Challenge:
Gather all lines with the word "name" in them.
[START Data section]
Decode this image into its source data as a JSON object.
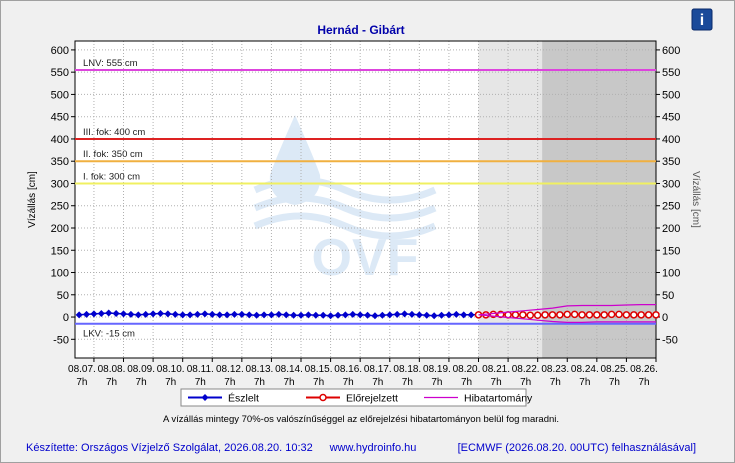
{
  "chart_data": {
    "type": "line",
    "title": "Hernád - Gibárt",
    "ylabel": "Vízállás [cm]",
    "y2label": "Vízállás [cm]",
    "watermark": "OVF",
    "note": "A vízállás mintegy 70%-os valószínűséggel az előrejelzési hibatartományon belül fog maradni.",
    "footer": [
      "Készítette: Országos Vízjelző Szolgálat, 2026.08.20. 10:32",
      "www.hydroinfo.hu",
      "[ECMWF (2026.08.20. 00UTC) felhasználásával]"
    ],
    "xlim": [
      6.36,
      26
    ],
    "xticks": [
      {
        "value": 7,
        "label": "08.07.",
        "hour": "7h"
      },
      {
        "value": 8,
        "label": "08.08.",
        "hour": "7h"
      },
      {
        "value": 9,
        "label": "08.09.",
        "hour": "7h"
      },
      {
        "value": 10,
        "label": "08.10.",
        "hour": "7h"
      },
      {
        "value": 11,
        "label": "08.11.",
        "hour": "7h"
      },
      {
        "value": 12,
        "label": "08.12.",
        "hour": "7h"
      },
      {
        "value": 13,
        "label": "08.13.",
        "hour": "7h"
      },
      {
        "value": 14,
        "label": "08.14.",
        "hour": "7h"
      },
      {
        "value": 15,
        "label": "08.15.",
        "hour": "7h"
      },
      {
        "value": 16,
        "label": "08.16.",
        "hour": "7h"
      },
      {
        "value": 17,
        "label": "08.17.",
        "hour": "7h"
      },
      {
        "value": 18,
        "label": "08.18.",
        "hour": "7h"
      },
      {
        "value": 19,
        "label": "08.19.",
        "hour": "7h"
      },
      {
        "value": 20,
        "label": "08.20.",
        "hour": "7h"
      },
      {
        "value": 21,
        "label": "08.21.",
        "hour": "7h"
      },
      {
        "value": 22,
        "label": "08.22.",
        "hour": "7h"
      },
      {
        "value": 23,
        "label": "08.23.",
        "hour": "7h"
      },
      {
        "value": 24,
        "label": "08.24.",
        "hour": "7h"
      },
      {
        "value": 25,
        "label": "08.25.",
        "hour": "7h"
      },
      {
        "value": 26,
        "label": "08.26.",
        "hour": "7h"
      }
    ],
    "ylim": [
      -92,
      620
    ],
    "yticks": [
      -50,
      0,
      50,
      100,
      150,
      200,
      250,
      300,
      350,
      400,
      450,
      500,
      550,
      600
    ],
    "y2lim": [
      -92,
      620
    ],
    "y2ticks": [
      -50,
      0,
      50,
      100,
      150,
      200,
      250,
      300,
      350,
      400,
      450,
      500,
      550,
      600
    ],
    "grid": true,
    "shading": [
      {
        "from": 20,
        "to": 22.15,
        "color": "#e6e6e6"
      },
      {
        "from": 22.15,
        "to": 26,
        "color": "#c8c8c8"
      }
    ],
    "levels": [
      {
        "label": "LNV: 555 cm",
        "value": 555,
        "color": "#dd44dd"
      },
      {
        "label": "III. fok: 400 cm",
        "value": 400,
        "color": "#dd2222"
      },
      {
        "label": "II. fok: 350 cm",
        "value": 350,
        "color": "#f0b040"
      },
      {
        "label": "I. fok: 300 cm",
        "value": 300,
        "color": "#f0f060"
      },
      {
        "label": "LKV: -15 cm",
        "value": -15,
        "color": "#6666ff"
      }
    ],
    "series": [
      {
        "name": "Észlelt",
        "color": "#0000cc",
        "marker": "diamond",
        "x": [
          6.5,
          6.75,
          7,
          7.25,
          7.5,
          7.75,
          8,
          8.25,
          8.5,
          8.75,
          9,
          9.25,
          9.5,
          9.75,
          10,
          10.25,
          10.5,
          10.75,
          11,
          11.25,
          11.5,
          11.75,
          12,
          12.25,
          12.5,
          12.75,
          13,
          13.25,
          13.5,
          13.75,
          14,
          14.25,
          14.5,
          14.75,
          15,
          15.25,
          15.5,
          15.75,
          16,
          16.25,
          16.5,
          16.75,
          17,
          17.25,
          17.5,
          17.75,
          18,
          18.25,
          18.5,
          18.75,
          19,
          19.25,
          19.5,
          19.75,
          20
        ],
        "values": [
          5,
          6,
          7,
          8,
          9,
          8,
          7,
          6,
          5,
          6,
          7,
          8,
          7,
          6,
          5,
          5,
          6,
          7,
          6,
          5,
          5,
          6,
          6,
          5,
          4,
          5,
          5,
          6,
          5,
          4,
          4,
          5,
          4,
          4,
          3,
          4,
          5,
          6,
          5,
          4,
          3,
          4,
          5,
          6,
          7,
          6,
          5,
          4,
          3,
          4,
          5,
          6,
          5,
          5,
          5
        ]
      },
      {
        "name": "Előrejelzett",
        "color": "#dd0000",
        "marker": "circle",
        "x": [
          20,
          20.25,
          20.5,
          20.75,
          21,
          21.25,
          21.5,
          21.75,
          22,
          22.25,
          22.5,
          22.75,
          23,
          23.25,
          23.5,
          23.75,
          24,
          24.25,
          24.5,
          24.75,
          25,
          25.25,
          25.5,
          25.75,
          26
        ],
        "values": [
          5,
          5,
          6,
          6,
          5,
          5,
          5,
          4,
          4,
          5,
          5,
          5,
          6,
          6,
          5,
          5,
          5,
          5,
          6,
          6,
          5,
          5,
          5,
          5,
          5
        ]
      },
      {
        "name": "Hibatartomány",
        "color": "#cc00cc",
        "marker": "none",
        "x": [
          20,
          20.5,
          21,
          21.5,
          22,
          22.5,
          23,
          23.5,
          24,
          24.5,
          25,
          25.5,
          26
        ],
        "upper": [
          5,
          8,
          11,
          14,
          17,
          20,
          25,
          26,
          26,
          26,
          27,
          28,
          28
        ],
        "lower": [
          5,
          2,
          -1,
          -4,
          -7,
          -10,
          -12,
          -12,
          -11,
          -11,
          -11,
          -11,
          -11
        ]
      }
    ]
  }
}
[END Data section]
Output for this exercise:
        "name": "Észlelt",
        "name": "Előrejelzett",
        "name": "Hibatartomány",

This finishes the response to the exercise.